* Begin DATA EXTRACT *

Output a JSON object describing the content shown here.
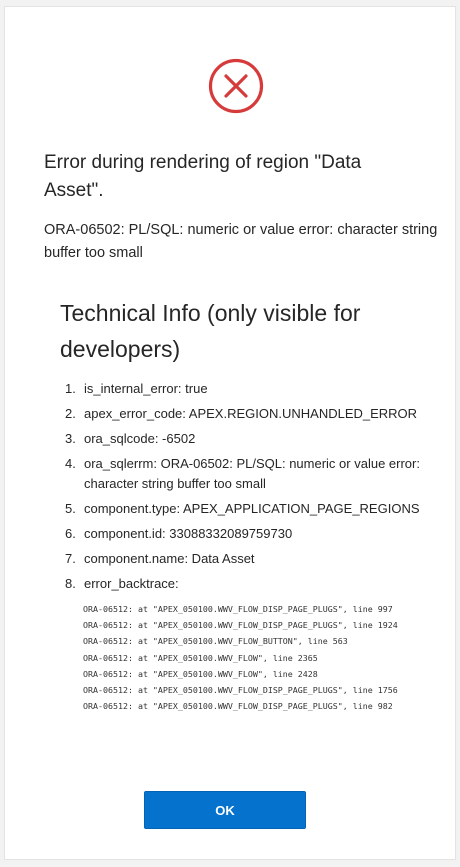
{
  "dialog": {
    "icon": "error-x-circle-icon",
    "title": "Error during rendering of region \"Data Asset\".",
    "message": "ORA-06502: PL/SQL: numeric or value error: character string buffer too small",
    "technical_heading": "Technical Info (only visible for developers)",
    "technical_items": [
      {
        "number": "1.",
        "text": "is_internal_error: true"
      },
      {
        "number": "2.",
        "text": "apex_error_code: APEX.REGION.UNHANDLED_ERROR"
      },
      {
        "number": "3.",
        "text": "ora_sqlcode: -6502"
      },
      {
        "number": "4.",
        "text": "ora_sqlerrm: ORA-06502: PL/SQL: numeric or value error: character string buffer too small"
      },
      {
        "number": "5.",
        "text": "component.type: APEX_APPLICATION_PAGE_REGIONS"
      },
      {
        "number": "6.",
        "text": "component.id: 33088332089759730"
      },
      {
        "number": "7.",
        "text": "component.name: Data Asset"
      },
      {
        "number": "8.",
        "text": "error_backtrace:"
      }
    ],
    "backtrace": [
      "ORA-06512: at \"APEX_050100.WWV_FLOW_DISP_PAGE_PLUGS\", line 997",
      "ORA-06512: at \"APEX_050100.WWV_FLOW_DISP_PAGE_PLUGS\", line 1924",
      "ORA-06512: at \"APEX_050100.WWV_FLOW_BUTTON\", line 563",
      "ORA-06512: at \"APEX_050100.WWV_FLOW\", line 2365",
      "ORA-06512: at \"APEX_050100.WWV_FLOW\", line 2428",
      "ORA-06512: at \"APEX_050100.WWV_FLOW_DISP_PAGE_PLUGS\", line 1756",
      "ORA-06512: at \"APEX_050100.WWV_FLOW_DISP_PAGE_PLUGS\", line 982"
    ],
    "ok_label": "OK",
    "colors": {
      "icon_red": "#d63b3b",
      "button_blue": "#0572ce",
      "text": "#262626"
    }
  }
}
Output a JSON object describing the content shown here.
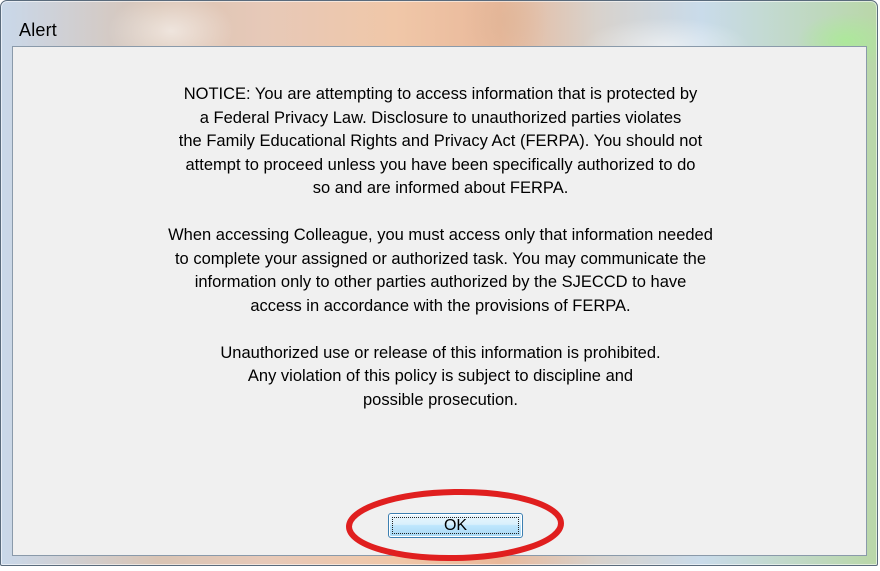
{
  "window": {
    "title": "Alert"
  },
  "message": {
    "paragraph1": "NOTICE:  You are attempting to access information that is protected by\na Federal Privacy Law.  Disclosure to unauthorized parties violates\nthe Family Educational Rights and Privacy Act (FERPA).  You should not\nattempt to proceed unless you have been specifically authorized to do\nso and are informed about FERPA.",
    "paragraph2": "When accessing Colleague, you must access only that information needed\nto complete your assigned or authorized task.  You may communicate the\ninformation only to other parties authorized by the SJECCD to have\naccess in accordance with the provisions of FERPA.",
    "paragraph3": "Unauthorized use or release of this information is prohibited.\nAny violation of this policy is subject to discipline and\npossible prosecution."
  },
  "buttons": {
    "ok_label": "OK"
  },
  "colors": {
    "dialog_background": "#f0f0f0",
    "button_border": "#3c7fb1",
    "highlight_ring": "#e01f1f"
  }
}
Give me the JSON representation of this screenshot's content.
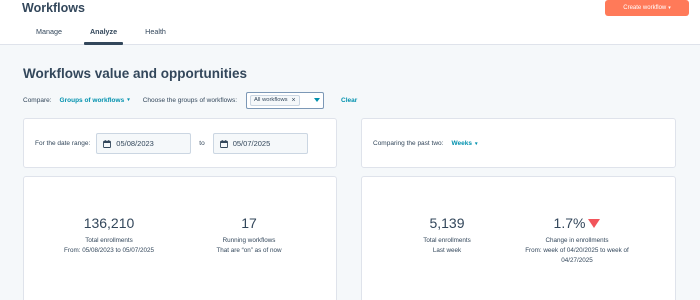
{
  "header": {
    "title": "Workflows",
    "create_button": "Create workflow"
  },
  "tabs": [
    {
      "label": "Manage",
      "active": false
    },
    {
      "label": "Analyze",
      "active": true
    },
    {
      "label": "Health",
      "active": false
    }
  ],
  "page": {
    "heading": "Workflows value and opportunities"
  },
  "filters": {
    "compare_label": "Compare:",
    "compare_value": "Groups of workflows",
    "choose_label": "Choose the groups of workflows:",
    "chip": "All workflows",
    "clear": "Clear"
  },
  "date_range": {
    "label": "For the date range:",
    "start": "05/08/2023",
    "to": "to",
    "end": "05/07/2025"
  },
  "comparison": {
    "label": "Comparing the past two:",
    "period": "Weeks"
  },
  "stats_range": {
    "total": {
      "value": "136,210",
      "label": "Total enrollments",
      "sub": "From: 05/08/2023 to 05/07/2025"
    },
    "running": {
      "value": "17",
      "label": "Running workflows",
      "sub": "That are “on” as of now"
    }
  },
  "stats_period": {
    "total": {
      "value": "5,139",
      "label": "Total enrollments",
      "sub": "Last week"
    },
    "change": {
      "value": "1.7%",
      "label": "Change in enrollments",
      "sub": "From: week of 04/20/2025 to week of 04/27/2025",
      "direction": "down"
    }
  },
  "colors": {
    "accent": "#ff7a59",
    "link": "#0091ae",
    "decrease": "#f2545b",
    "text": "#33475b"
  }
}
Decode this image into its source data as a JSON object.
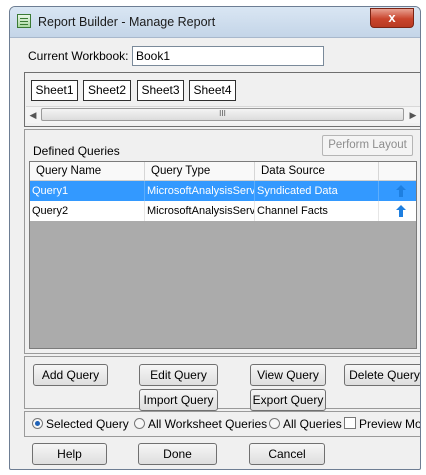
{
  "window": {
    "title": "Report Builder - Manage Report",
    "close_glyph": "x"
  },
  "workbook": {
    "label": "Current Workbook:",
    "value": "Book1"
  },
  "sheets": [
    "Sheet1",
    "Sheet2",
    "Sheet3",
    "Sheet4"
  ],
  "scrollbar": {
    "thumb_glyph": "III"
  },
  "queries": {
    "title": "Defined Queries",
    "perform_layout_label": "Perform Layout",
    "columns": [
      "Query Name",
      "Query Type",
      "Data Source",
      ""
    ],
    "rows": [
      {
        "name": "Query1",
        "type": "MicrosoftAnalysisServ...",
        "source": "Syndicated Data",
        "icon": "upload-arrow-icon",
        "selected": true
      },
      {
        "name": "Query2",
        "type": "MicrosoftAnalysisServ...",
        "source": "Channel Facts",
        "icon": "upload-arrow-icon",
        "selected": false
      }
    ]
  },
  "buttons": {
    "add_query": "Add Query",
    "edit_query": "Edit Query",
    "view_query": "View Query",
    "delete_query": "Delete Query",
    "import_query": "Import Query",
    "export_query": "Export Query"
  },
  "scope": {
    "selected_query": "Selected Query",
    "all_worksheet_queries": "All Worksheet Queries",
    "all_queries": "All Queries",
    "preview_mode": "Preview Mode",
    "checked": "selected_query",
    "preview_checked": false
  },
  "footer": {
    "help": "Help",
    "done": "Done",
    "cancel": "Cancel"
  },
  "colors": {
    "selection": "#3399ff",
    "arrow_icon": "#1e7fe0",
    "close_button": "#c9452d"
  }
}
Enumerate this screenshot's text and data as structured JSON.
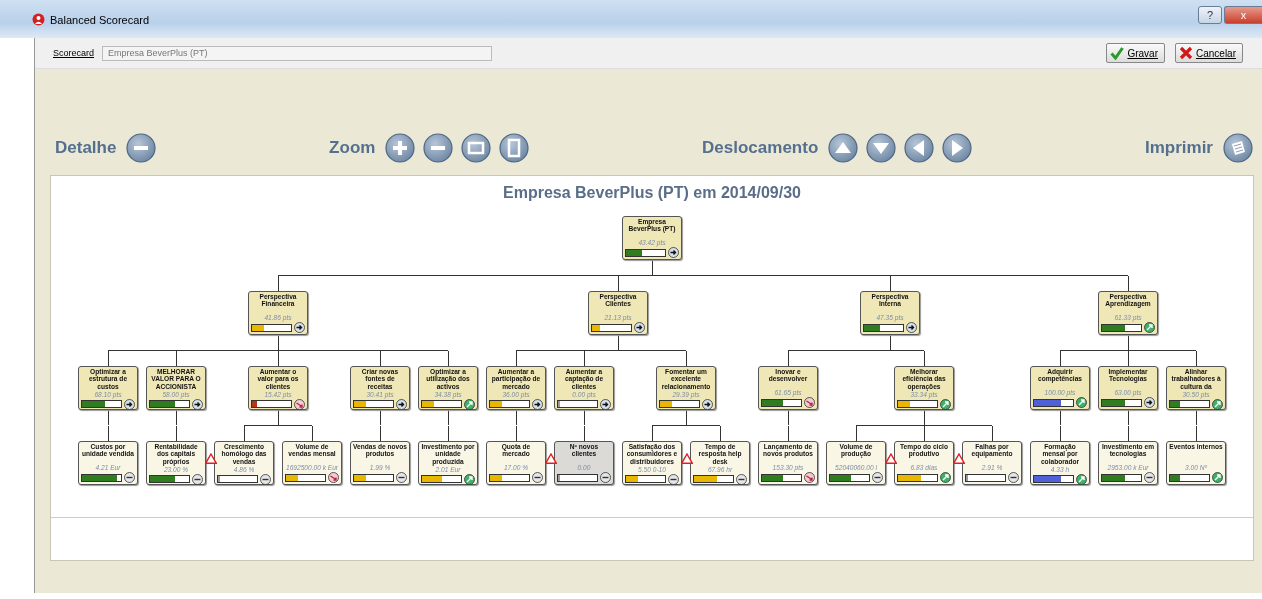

* End DATA EXTRACT *

From start to finish, output the listing exactly, but omit its pictures.

Output a JSON object describing the content shown here.
{
  "dialog": {
    "icon": "error-x-circle-icon",
    "title": "Error during rendering of region \"Data Asset\".",
    "message": "ORA-06502: PL/SQL: numeric or value error: character string buffer too small",
    "technical_heading": "Technical Info (only visible for developers)",
    "technical_items": [
      {
        "number": "1.",
        "text": "is_internal_error: true"
      },
      {
        "number": "2.",
        "text": "apex_error_code: APEX.REGION.UNHANDLED_ERROR"
      },
      {
        "number": "3.",
        "text": "ora_sqlcode: -6502"
      },
      {
        "number": "4.",
        "text": "ora_sqlerrm: ORA-06502: PL/SQL: numeric or value error: character string buffer too small"
      },
      {
        "number": "5.",
        "text": "component.type: APEX_APPLICATION_PAGE_REGIONS"
      },
      {
        "number": "6.",
        "text": "component.id: 33088332089759730"
      },
      {
        "number": "7.",
        "text": "component.name: Data Asset"
      },
      {
        "number": "8.",
        "text": "error_backtrace:"
      }
    ],
    "backtrace": [
      "ORA-06512: at \"APEX_050100.WWV_FLOW_DISP_PAGE_PLUGS\", line 997",
      "ORA-06512: at \"APEX_050100.WWV_FLOW_DISP_PAGE_PLUGS\", line 1924",
      "ORA-06512: at \"APEX_050100.WWV_FLOW_BUTTON\", line 563",
      "ORA-06512: at \"APEX_050100.WWV_FLOW\", line 2365",
      "ORA-06512: at \"APEX_050100.WWV_FLOW\", line 2428",
      "ORA-06512: at \"APEX_050100.WWV_FLOW_DISP_PAGE_PLUGS\", line 1756",
      "ORA-06512: at \"APEX_050100.WWV_FLOW_DISP_PAGE_PLUGS\", line 982"
    ],
    "ok_label": "OK",
    "colors": {
      "icon_red": "#d63b3b",
      "button_blue": "#0572ce",
      "text": "#262626"
    }
  }
}
Output a JSON object describing the content shown here.
{
  "window": {
    "title": "Alert"
  },
  "message": {
    "paragraph1": "NOTICE:  You are attempting to access information that is protected by\na Federal Privacy Law.  Disclosure to unauthorized parties violates\nthe Family Educational Rights and Privacy Act (FERPA).  You should not\nattempt to proceed unless you have been specifically authorized to do\nso and are informed about FERPA.",
    "paragraph2": "When accessing Colleague, you must access only that information needed\nto complete your assigned or authorized task.  You may communicate the\ninformation only to other parties authorized by the SJECCD to have\naccess in accordance with the provisions of FERPA.",
    "paragraph3": "Unauthorized use or release of this information is prohibited.\nAny violation of this policy is subject to discipline and\npossible prosecution."
  },
  "buttons": {
    "ok_label": "OK"
  },
  "colors": {
    "dialog_background": "#f0f0f0",
    "button_border": "#3c7fb1",
    "highlight_ring": "#e01f1f"
  }
}
Give me the JSON representation of this screenshot's content.
{
  "header": {
    "title": "Workflows",
    "create_button": "Create workflow"
  },
  "tabs": [
    {
      "label": "Manage",
      "active": false
    },
    {
      "label": "Analyze",
      "active": true
    },
    {
      "label": "Health",
      "active": false
    }
  ],
  "page": {
    "heading": "Workflows value and opportunities"
  },
  "filters": {
    "compare_label": "Compare:",
    "compare_value": "Groups of workflows",
    "choose_label": "Choose the groups of workflows:",
    "chip": "All workflows",
    "clear": "Clear"
  },
  "date_range": {
    "label": "For the date range:",
    "start": "05/08/2023",
    "to": "to",
    "end": "05/07/2025"
  },
  "comparison": {
    "label": "Comparing the past two:",
    "period": "Weeks"
  },
  "stats_range": {
    "total": {
      "value": "136,210",
      "label": "Total enrollments",
      "sub": "From: 05/08/2023 to 05/07/2025"
    },
    "running": {
      "value": "17",
      "label": "Running workflows",
      "sub": "That are “on” as of now"
    }
  },
  "stats_period": {
    "total": {
      "value": "5,139",
      "label": "Total enrollments",
      "sub": "Last week"
    },
    "change": {
      "value": "1.7%",
      "label": "Change in enrollments",
      "sub": "From: week of 04/20/2025 to week of 04/27/2025",
      "direction": "down"
    }
  },
  "colors": {
    "accent": "#ff7a59",
    "link": "#0091ae",
    "decrease": "#f2545b",
    "text": "#33475b"
  }
}
Decode this image into its source data as a JSON object.
{
  "window": {
    "title": "Report Builder - Manage Report",
    "close_glyph": "x"
  },
  "workbook": {
    "label": "Current Workbook:",
    "value": "Book1"
  },
  "sheets": [
    "Sheet1",
    "Sheet2",
    "Sheet3",
    "Sheet4"
  ],
  "scrollbar": {
    "thumb_glyph": "III"
  },
  "queries": {
    "title": "Defined Queries",
    "perform_layout_label": "Perform Layout",
    "columns": [
      "Query Name",
      "Query Type",
      "Data Source",
      ""
    ],
    "rows": [
      {
        "name": "Query1",
        "type": "MicrosoftAnalysisServ...",
        "source": "Syndicated Data",
        "icon": "upload-arrow-icon",
        "selected": true
      },
      {
        "name": "Query2",
        "type": "MicrosoftAnalysisServ...",
        "source": "Channel Facts",
        "icon": "upload-arrow-icon",
        "selected": false
      }
    ]
  },
  "buttons": {
    "add_query": "Add Query",
    "edit_query": "Edit Query",
    "view_query": "View Query",
    "delete_query": "Delete Query",
    "import_query": "Import Query",
    "export_query": "Export Query"
  },
  "scope": {
    "selected_query": "Selected Query",
    "all_worksheet_queries": "All Worksheet Queries",
    "all_queries": "All Queries",
    "preview_mode": "Preview Mode",
    "checked": "selected_query",
    "preview_checked": false
  },
  "footer": {
    "help": "Help",
    "done": "Done",
    "cancel": "Cancel"
  },
  "colors": {
    "selection": "#3399ff",
    "arrow_icon": "#1e7fe0",
    "close_button": "#c9452d"
  }
}
Enumerate this screenshot's text and data as structured JSON.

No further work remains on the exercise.